▶ **DOCUMENT TEXT**:
Six hours…

Six hours…

IRONY? A rainbow appeared as the Coalition ruled out marriage equality.

Six hours.

It’s a bloody long time when you think about it.

If you were to drive to Canberra, turn around and drive to Sydney and then turn around and return to Goulburn … it would take six hours.

If you were to watch every episode of Fawlty Towers ever made back-to-back … it would take you six hours.

If you watched a full day of test cricket (that’s if an Australian team can last a whole day) and skipped the lunch and tea break… it would take six hours.

Alternatively, if you wanted to dash the hopes of the many people waiting anxiously for marriage equality to be approved, it takes about six hours.

That’s how long the Coalition Party room debated the matter of a conscience vote over marriage equality on Tuesday night.

Note that they weren’t even voting on whether they supported marriage equality. They were debating whether it should be allowed to go to a conscience vote.

What’s the opposite of a conscience vote
 
The result was 66 against a conscience vote, 33 in favour.

Those are some pretty emphatic numbers that underline a steely and unflinching determination to not only block same sex marriage but also to block individuals having their say on the matter.

Many would say that every vote should be a conscience vote. Who in their right mind, or with any moral compass, would vote against their own conscience? Would that it were so.

The reality of politics is that you vote with your team. Some politicians see that as loyalty, presumably forgetting that their fealty is owed to their voters.

But in defence of that approach… the “we vote as a pack” approach… political parties run for office with particular platforms and policies. If you vote for someone from a particular party, you have the right to expect they will act in accordance with those policies.

I’ll illustrate that point with a frivolous example.

Pretend you vote for a party that supports putting more pink Clinkers in every pack. If you vote for that party and they suddenly back more green Clinkers in every bag, you feel lied to. They gave you a promise and broke it, and you will probably park your vote elsewhere next time.

Well this isn’t that.

Unlike things like the RET, NBN and workplace reforms… some issues are regarded as being especially personal. They may involve a moral stance, or matters of personal belief and ideology.

These are areas that parties often don’t tie themselves to, and allow a conscience vote on. A conscience vote is essentially something that a Party decides not to push a particular barrow about.

So if same-sex marriage doesn’t fit that bill… if it’s not smack bang in the middle of what constitutes a conscience vote, then what the bloody hell is?

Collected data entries

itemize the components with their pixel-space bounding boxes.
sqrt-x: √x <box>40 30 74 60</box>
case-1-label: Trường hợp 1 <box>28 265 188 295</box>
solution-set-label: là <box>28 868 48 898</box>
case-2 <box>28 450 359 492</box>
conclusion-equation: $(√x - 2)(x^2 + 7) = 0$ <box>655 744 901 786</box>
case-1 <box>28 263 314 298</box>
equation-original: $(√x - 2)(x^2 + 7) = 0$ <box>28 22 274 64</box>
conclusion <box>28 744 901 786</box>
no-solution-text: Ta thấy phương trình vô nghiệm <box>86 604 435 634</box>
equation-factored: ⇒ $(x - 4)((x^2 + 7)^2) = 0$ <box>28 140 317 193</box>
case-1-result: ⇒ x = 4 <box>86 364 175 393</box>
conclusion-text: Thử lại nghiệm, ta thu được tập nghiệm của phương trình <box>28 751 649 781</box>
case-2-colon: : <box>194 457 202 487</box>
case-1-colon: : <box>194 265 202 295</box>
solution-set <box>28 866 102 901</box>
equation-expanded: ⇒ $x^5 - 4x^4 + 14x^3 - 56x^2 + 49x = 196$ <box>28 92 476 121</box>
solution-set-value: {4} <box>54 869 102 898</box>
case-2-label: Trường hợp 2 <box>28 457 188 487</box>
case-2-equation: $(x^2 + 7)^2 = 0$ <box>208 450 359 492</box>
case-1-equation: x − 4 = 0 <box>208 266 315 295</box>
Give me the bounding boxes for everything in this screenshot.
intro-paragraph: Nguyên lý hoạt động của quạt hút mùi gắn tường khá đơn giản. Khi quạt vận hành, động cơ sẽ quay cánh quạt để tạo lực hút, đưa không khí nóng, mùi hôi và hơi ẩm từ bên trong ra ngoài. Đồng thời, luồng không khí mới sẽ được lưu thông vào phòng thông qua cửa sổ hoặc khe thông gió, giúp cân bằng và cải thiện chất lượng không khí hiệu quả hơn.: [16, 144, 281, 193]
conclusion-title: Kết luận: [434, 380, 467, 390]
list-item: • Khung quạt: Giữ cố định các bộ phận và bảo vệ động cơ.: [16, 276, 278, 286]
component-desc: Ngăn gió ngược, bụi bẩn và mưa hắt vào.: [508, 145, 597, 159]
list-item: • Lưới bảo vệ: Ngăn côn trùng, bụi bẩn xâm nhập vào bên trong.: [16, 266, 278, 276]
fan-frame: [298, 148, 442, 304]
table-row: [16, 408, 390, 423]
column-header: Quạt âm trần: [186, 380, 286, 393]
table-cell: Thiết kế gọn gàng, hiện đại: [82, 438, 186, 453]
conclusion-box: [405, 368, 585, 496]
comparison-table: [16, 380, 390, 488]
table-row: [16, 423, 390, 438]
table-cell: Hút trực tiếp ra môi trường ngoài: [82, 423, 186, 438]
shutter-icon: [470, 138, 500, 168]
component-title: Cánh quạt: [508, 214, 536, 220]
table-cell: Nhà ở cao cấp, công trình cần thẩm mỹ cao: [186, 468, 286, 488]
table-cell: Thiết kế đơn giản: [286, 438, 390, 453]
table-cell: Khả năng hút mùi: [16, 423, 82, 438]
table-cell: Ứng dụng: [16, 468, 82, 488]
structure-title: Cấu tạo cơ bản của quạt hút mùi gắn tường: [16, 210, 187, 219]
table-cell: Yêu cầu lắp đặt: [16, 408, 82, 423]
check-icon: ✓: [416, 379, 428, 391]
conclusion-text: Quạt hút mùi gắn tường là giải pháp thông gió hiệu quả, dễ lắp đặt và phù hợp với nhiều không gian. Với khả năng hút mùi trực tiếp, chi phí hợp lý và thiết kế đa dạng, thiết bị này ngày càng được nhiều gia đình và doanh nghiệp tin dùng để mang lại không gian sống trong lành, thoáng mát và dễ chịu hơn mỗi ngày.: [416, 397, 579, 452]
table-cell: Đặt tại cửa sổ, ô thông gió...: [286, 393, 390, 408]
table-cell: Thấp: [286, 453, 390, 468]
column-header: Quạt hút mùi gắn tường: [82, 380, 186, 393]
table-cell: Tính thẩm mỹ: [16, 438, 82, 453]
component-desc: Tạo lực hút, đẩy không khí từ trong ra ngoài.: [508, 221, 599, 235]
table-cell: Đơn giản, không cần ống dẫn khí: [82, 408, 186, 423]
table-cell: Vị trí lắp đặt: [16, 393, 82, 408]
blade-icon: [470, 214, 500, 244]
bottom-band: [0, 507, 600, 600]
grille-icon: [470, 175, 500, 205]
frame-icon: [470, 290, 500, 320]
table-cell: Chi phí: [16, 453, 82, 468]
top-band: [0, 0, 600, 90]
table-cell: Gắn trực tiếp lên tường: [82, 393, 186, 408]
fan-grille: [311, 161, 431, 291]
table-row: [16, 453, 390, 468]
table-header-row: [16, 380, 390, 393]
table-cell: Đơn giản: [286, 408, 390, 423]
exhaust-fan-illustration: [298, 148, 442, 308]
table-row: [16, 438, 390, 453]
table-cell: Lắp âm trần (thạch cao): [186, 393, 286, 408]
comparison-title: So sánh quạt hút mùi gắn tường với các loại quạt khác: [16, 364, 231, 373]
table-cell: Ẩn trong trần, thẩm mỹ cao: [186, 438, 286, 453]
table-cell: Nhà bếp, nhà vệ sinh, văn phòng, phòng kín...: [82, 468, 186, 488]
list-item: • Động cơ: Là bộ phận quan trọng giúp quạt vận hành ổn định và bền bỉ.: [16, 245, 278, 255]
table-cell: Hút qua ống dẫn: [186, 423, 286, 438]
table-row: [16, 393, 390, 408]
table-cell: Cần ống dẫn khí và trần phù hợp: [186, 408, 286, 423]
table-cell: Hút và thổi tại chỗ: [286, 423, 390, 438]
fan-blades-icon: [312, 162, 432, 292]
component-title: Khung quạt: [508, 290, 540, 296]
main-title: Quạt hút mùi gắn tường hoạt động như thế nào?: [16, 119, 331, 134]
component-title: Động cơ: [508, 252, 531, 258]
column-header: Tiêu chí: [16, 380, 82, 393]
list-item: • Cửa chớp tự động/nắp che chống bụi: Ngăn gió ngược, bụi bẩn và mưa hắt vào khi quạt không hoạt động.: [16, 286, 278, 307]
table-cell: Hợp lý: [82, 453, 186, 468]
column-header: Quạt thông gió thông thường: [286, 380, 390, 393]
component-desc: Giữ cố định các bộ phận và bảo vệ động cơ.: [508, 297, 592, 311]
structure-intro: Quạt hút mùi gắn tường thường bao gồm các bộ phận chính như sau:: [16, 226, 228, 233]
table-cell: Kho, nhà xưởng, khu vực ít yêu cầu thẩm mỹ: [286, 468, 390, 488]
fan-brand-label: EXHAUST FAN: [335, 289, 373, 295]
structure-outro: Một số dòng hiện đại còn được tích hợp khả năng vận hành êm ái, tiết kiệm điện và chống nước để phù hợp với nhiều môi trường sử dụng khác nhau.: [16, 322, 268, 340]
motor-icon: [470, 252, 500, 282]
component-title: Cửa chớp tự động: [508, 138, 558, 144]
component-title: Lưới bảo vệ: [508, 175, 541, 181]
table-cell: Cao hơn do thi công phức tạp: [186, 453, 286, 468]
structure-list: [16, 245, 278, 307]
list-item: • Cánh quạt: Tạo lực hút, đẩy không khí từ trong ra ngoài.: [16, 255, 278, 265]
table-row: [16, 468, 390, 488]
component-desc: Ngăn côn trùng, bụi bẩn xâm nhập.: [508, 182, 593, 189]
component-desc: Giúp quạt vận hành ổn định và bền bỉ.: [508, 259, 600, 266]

▶ **REQUEST 1**: In the article on the marriage equality debate, what was the result of the Coalition party room vote on allowing a conscience vote?
▶ **REQUEST 2**: List every activity that the marriage equality article says takes about six hours.
▶ **REQUEST 3**: Continue the article on the Coalition's marriage equality debate from its closing question.

▶ **EXERCISE RESPONSE 1**: 66 against a conscience vote and 33 in favour.

▶ **EXERCISE RESPONSE 2**:
- Driving to Canberra, then to Sydney, then back to Goulburn
- Watching every episode of Fawlty Towers back-to-back
- Watching a full day of test cricket while skipping the lunch and tea breaks
- Dashing the hopes of the people waiting for marriage equality, which is how long the Coalition party room debated a conscience vote on Tuesday night

▶ **EXERCISE RESPONSE 3**:
Whether you wholeheartedly support same-sex marriage, or whole-heartedly oppose same sex marriage, surely a conscience vote is for you. It doesn’t favour either side. People walk into their metaphoric booth with their belief, cast their votes, and at the end you tally up the votes and the majority holds sway.

I’ll say that again. A conscience vote doesn’t favour either side of any debate.

So you would only block it if you felt confident it wouldn’t deliver the results you personally want.

Mammoth party room session
 
The mammoth six hour party room vote (and incidentally, do you still call it a Party room – when the Nats were dragged in to bolster the “no” vote that may not have been clearly enough delivered by just the Libs) reveals some interesting facts.

Firstly, the fact that it went for six hours showed that there were some brave souls in that meeting flailing away, tilting at windmills and fighting the odds. The meeting would have been over in minutes if everyone was of a like mind, so before this turns into a “Libs=evil” session, clearly quite a few Libs fought at length and heroically to keep the debate going for six hours.

Secondly, however, it reveals the determination to get that result by those who held sway.

It would be very interesting to see who voted what way… ie for the pollies to own their votes. Especially those that won’t offer opinions and hide behind the cover of glib catch phrases like “it’s not for me to decide” that only make sense if those politicians keep their opinions to themselves on most other matters.

Defending the Party room vote, and its result, Tony Abbott said that it would be inappropriate for the government to legislate on the issue without getting the go ahead from the Australian people, which he offered to seek at the next election.

Here’s why that’s rubbish.

“For evil to succeed, all that is required is for good men to do nothing.”

One of the greatest phrases ever constructed in the English language, that one, and it’s ascribed to a gentleman called Edmund Burke.

You can argue the toss about what does or doesn’t constitute evil, so perhaps let’s paraphrase it for the more pedantic among us. It means all that is required to stop something wrong from happening, is that good people get involved and do something.

Or put it this way.  If you see an injustice, you don’t hide behind political mechanics and procedures. You don’t jet it continue a minute longer, and you do it knowing your electorate expects opposition to injustice as a bare minimum

…meanwhile in Hume
 
I heard our local member Angus Taylor speaking on 2GN this morning, and he said (and I paraphrase) that he won’t be listening to activists on this issue, he will be listening to the broader public of the electorate.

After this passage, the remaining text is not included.